══ Data for processing ══

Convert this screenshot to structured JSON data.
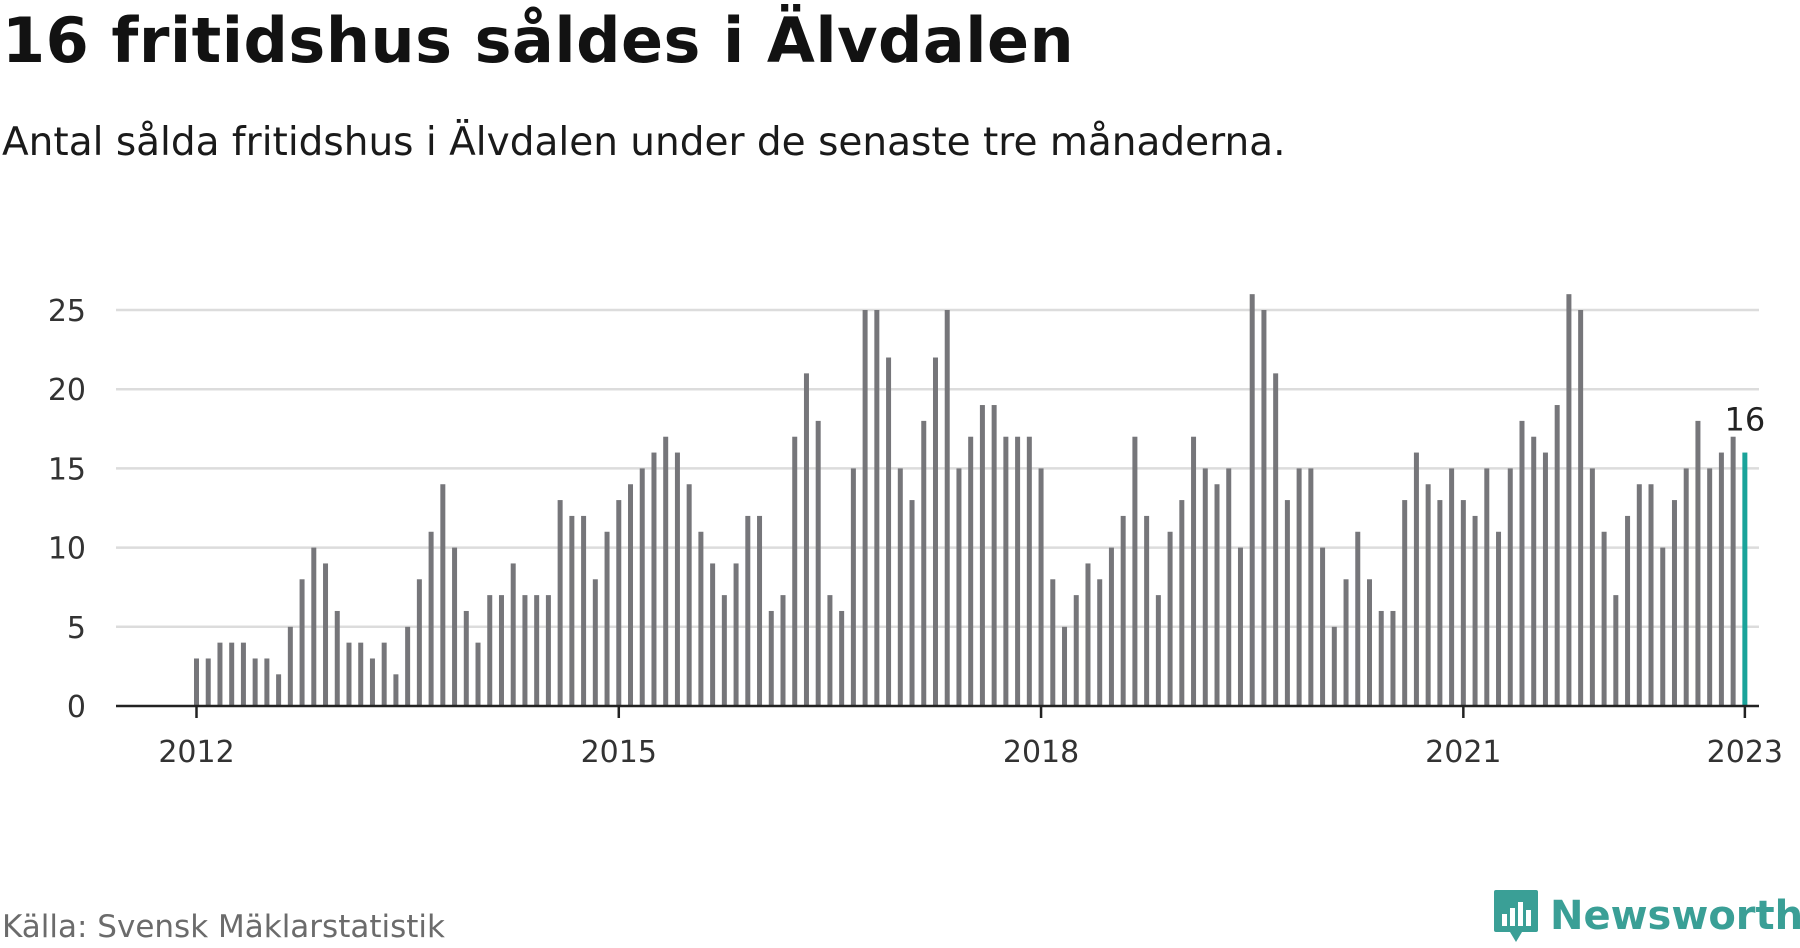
{
  "header": {
    "title": "16 fritidshus såldes i Älvdalen",
    "subtitle": "Antal sålda fritidshus i Älvdalen under de senaste tre månaderna."
  },
  "footer": {
    "source": "Källa: Svensk Mäklarstatistik",
    "brand_name": "Newsworthy",
    "brand_icon": "newsworthy-logo-icon"
  },
  "colors": {
    "bar": "#76767a",
    "highlight": "#1aa39a",
    "grid": "#dcdcdc",
    "axis": "#222222",
    "brand": "#3a9f96"
  },
  "chart_data": {
    "type": "bar",
    "title": "16 fritidshus såldes i Älvdalen",
    "subtitle": "Antal sålda fritidshus i Älvdalen under de senaste tre månaderna.",
    "xlabel": "",
    "ylabel": "",
    "x_start": "2012-01",
    "x_end": "2023-01",
    "interval": "monthly",
    "x_ticks": [
      "2012",
      "2015",
      "2018",
      "2021",
      "2023"
    ],
    "y_ticks": [
      0,
      5,
      10,
      15,
      20,
      25
    ],
    "ylim": [
      0,
      26
    ],
    "grid": true,
    "highlight_last": true,
    "last_value_label": "16",
    "series": [
      {
        "values": [
          3,
          3,
          4,
          4,
          4,
          3,
          3,
          2,
          5,
          8,
          10,
          9,
          6,
          4,
          4,
          3,
          4,
          2,
          5,
          8,
          11,
          14,
          10,
          6,
          4,
          7,
          7,
          9,
          7,
          7,
          7,
          13,
          12,
          12,
          8,
          11,
          13,
          14,
          15,
          16,
          17,
          16,
          14,
          11,
          9,
          7,
          9,
          12,
          12,
          6,
          7,
          17,
          21,
          18,
          7,
          6,
          15,
          25,
          25,
          22,
          15,
          13,
          18,
          22,
          25,
          15,
          17,
          19,
          19,
          17,
          17,
          17,
          15,
          8,
          5,
          7,
          9,
          8,
          10,
          12,
          17,
          12,
          7,
          11,
          13,
          17,
          15,
          14,
          15,
          10,
          26,
          25,
          21,
          13,
          15,
          15,
          10,
          5,
          8,
          11,
          8,
          6,
          6,
          13,
          16,
          14,
          13,
          15,
          13,
          12,
          15,
          11,
          15,
          18,
          17,
          16,
          19,
          26,
          25,
          15,
          11,
          7,
          12,
          14,
          14,
          10,
          13,
          15,
          18,
          15,
          16,
          17,
          16
        ]
      }
    ]
  }
}
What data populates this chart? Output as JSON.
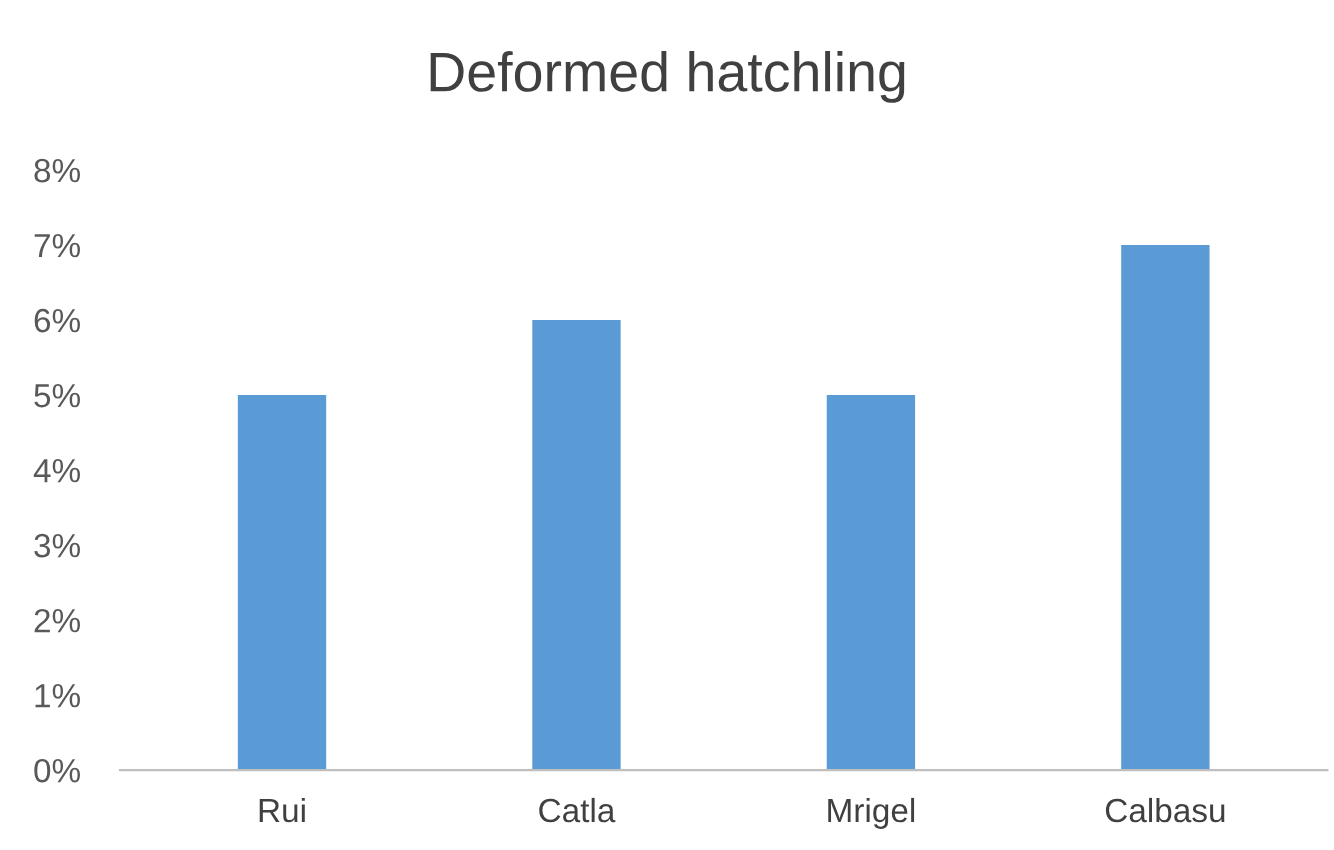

═══

Retype the whole listing, keeping every line identical and omitting all pictures.

[Full response]
Convert this screenshot to structured JSON data.
{
  "header": {
    "title": "16 fritidshus såldes i Älvdalen",
    "subtitle": "Antal sålda fritidshus i Älvdalen under de senaste tre månaderna."
  },
  "footer": {
    "source": "Källa: Svensk Mäklarstatistik",
    "brand_name": "Newsworthy",
    "brand_icon": "newsworthy-logo-icon"
  },
  "colors": {
    "bar": "#76767a",
    "highlight": "#1aa39a",
    "grid": "#dcdcdc",
    "axis": "#222222",
    "brand": "#3a9f96"
  },
  "chart_data": {
    "type": "bar",
    "title": "16 fritidshus såldes i Älvdalen",
    "subtitle": "Antal sålda fritidshus i Älvdalen under de senaste tre månaderna.",
    "xlabel": "",
    "ylabel": "",
    "x_start": "2012-01",
    "x_end": "2023-01",
    "interval": "monthly",
    "x_ticks": [
      "2012",
      "2015",
      "2018",
      "2021",
      "2023"
    ],
    "y_ticks": [
      0,
      5,
      10,
      15,
      20,
      25
    ],
    "ylim": [
      0,
      26
    ],
    "grid": true,
    "highlight_last": true,
    "last_value_label": "16",
    "series": [
      {
        "values": [
          3,
          3,
          4,
          4,
          4,
          3,
          3,
          2,
          5,
          8,
          10,
          9,
          6,
          4,
          4,
          3,
          4,
          2,
          5,
          8,
          11,
          14,
          10,
          6,
          4,
          7,
          7,
          9,
          7,
          7,
          7,
          13,
          12,
          12,
          8,
          11,
          13,
          14,
          15,
          16,
          17,
          16,
          14,
          11,
          9,
          7,
          9,
          12,
          12,
          6,
          7,
          17,
          21,
          18,
          7,
          6,
          15,
          25,
          25,
          22,
          15,
          13,
          18,
          22,
          25,
          15,
          17,
          19,
          19,
          17,
          17,
          17,
          15,
          8,
          5,
          7,
          9,
          8,
          10,
          12,
          17,
          12,
          7,
          11,
          13,
          17,
          15,
          14,
          15,
          10,
          26,
          25,
          21,
          13,
          15,
          15,
          10,
          5,
          8,
          11,
          8,
          6,
          6,
          13,
          16,
          14,
          13,
          15,
          13,
          12,
          15,
          11,
          15,
          18,
          17,
          16,
          19,
          26,
          25,
          15,
          11,
          7,
          12,
          14,
          14,
          10,
          13,
          15,
          18,
          15,
          16,
          17,
          16
        ]
      }
    ]
  }
}
What data populates this chart? Output as JSON.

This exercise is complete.